> _Available data_

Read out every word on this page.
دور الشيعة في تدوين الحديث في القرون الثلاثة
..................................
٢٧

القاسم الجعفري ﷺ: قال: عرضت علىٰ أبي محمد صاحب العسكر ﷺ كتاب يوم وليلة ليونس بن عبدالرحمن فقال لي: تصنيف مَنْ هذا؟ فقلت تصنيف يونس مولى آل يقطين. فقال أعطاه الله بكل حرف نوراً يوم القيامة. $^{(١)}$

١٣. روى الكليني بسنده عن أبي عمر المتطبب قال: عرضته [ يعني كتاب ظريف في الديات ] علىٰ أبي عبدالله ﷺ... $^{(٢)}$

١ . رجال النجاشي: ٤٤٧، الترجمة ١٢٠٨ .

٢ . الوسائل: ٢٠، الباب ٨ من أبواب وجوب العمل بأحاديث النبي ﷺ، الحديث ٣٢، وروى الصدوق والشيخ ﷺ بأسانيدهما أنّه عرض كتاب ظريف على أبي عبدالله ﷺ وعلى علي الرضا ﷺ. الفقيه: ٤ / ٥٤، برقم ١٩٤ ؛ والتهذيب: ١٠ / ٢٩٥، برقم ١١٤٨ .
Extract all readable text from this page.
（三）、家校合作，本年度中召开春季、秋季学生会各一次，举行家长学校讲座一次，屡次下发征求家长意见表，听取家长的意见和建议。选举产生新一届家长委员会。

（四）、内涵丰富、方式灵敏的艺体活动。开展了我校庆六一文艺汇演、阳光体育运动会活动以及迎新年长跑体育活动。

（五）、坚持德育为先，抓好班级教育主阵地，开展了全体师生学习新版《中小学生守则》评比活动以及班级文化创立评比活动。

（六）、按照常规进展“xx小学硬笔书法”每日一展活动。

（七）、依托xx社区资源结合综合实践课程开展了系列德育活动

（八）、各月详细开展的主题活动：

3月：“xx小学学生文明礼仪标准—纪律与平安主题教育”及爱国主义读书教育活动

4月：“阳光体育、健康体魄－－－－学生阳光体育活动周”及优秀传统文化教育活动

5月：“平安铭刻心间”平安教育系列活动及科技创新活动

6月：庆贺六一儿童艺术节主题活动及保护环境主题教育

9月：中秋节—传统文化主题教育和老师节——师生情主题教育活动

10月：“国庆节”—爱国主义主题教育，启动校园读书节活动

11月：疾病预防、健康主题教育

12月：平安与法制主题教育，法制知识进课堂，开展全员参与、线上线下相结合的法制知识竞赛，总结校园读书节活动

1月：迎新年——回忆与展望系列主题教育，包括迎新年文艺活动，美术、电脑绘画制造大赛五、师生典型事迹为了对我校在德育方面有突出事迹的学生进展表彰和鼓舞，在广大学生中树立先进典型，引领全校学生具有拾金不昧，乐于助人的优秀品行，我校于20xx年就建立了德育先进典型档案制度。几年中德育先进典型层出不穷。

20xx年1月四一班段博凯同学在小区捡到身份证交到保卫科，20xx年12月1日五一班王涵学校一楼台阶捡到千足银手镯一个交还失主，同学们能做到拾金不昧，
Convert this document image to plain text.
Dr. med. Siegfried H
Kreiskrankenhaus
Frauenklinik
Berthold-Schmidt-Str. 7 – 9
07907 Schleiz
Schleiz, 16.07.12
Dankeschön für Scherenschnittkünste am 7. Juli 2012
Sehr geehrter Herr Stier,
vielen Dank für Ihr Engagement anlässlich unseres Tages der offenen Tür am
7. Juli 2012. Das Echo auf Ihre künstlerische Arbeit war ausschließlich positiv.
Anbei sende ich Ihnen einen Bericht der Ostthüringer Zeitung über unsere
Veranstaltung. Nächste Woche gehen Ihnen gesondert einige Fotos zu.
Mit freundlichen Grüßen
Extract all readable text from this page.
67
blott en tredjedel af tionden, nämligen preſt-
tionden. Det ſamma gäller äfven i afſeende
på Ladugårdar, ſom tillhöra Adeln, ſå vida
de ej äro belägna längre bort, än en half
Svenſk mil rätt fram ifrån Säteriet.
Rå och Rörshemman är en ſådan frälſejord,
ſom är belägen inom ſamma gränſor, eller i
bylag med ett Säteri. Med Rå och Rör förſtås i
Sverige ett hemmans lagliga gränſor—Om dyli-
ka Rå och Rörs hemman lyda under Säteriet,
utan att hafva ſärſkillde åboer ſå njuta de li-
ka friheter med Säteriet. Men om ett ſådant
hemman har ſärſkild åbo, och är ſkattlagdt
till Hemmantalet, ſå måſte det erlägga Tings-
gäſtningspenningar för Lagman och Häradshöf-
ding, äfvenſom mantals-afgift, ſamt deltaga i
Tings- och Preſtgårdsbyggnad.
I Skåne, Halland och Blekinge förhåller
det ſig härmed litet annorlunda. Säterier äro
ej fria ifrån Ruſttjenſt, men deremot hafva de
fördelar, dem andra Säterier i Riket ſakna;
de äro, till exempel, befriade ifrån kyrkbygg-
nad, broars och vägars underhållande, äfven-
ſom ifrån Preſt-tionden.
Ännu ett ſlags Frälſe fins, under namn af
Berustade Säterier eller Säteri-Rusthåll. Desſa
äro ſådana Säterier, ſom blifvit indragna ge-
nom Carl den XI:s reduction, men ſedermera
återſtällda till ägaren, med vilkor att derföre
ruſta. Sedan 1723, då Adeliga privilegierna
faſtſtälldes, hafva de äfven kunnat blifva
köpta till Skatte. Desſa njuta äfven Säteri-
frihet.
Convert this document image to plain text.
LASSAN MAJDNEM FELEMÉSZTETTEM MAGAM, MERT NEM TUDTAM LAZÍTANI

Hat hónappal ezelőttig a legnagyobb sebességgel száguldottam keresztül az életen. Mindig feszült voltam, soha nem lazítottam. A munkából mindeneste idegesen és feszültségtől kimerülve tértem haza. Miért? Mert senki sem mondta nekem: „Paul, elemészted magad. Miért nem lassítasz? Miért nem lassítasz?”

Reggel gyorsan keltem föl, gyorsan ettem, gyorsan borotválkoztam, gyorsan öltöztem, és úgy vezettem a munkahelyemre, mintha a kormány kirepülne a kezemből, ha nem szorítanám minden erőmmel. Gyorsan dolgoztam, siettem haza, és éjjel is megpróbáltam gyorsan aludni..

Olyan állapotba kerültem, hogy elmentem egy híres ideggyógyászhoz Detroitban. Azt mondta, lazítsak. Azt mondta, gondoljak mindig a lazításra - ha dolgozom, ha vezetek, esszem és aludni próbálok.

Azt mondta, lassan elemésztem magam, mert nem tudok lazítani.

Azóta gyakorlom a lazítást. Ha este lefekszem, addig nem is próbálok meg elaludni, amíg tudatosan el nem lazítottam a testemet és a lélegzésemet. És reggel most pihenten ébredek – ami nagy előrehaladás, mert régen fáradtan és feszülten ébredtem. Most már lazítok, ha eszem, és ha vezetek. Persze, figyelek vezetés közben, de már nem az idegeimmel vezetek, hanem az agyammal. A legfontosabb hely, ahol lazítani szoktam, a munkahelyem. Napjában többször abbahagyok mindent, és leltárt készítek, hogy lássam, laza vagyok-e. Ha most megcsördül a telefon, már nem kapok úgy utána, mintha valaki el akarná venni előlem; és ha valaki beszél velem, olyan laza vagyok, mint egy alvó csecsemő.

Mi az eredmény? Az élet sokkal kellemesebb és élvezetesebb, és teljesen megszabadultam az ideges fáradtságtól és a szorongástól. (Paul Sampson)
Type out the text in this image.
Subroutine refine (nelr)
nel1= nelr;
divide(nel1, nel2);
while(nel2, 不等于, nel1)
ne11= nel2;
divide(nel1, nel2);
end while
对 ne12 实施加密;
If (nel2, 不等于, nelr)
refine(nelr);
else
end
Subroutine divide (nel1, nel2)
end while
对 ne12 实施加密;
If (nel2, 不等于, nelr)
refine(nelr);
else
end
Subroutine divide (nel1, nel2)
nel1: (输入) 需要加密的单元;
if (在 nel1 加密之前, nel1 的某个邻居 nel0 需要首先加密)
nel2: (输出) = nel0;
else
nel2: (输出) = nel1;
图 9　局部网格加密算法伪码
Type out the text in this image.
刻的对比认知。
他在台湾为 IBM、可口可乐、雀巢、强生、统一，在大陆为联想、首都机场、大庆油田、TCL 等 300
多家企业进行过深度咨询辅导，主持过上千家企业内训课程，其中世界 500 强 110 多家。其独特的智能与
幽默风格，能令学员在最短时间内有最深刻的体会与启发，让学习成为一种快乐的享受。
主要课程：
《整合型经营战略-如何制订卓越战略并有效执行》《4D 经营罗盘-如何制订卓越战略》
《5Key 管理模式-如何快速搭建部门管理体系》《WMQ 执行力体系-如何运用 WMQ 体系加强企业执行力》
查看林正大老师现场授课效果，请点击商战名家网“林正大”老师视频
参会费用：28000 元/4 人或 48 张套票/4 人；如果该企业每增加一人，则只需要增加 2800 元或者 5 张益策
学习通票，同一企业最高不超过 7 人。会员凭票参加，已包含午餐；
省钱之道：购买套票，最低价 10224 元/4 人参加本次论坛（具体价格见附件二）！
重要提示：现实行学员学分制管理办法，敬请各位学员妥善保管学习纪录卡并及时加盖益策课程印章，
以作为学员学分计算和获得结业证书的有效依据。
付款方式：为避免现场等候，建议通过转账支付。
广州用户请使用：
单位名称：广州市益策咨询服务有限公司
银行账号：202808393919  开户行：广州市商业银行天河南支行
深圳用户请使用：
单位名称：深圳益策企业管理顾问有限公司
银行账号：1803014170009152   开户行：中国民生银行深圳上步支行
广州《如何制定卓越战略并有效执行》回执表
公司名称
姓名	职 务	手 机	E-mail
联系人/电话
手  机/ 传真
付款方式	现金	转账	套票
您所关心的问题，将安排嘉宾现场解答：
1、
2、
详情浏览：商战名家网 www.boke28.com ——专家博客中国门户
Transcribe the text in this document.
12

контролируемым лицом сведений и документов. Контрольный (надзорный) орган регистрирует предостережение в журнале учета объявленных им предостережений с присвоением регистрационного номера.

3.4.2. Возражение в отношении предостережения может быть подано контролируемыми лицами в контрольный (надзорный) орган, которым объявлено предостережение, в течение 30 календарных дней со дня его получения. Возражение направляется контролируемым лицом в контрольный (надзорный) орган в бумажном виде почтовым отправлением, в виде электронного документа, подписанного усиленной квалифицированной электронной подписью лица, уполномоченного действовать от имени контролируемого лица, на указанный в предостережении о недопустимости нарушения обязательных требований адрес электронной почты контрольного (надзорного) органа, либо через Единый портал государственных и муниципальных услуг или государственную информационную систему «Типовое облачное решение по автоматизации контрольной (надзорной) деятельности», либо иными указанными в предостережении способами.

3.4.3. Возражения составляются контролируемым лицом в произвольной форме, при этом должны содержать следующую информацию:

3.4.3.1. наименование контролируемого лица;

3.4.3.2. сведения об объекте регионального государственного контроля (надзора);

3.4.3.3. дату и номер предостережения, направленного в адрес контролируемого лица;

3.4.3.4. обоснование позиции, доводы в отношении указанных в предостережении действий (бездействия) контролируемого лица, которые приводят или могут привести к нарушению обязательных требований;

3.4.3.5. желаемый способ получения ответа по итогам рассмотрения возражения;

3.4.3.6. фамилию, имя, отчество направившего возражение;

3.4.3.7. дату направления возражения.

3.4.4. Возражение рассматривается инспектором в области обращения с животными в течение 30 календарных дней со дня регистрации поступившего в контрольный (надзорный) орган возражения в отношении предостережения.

> _What you are asked to do_
In the listing above, find the lines holding the word "银行账号" and copy them.

> _Output for this task_
银行账号：202808393919  开户行：广州市商业银行天河南支行
银行账号：1803014170009152   开户行：中国民生银行深圳上步支行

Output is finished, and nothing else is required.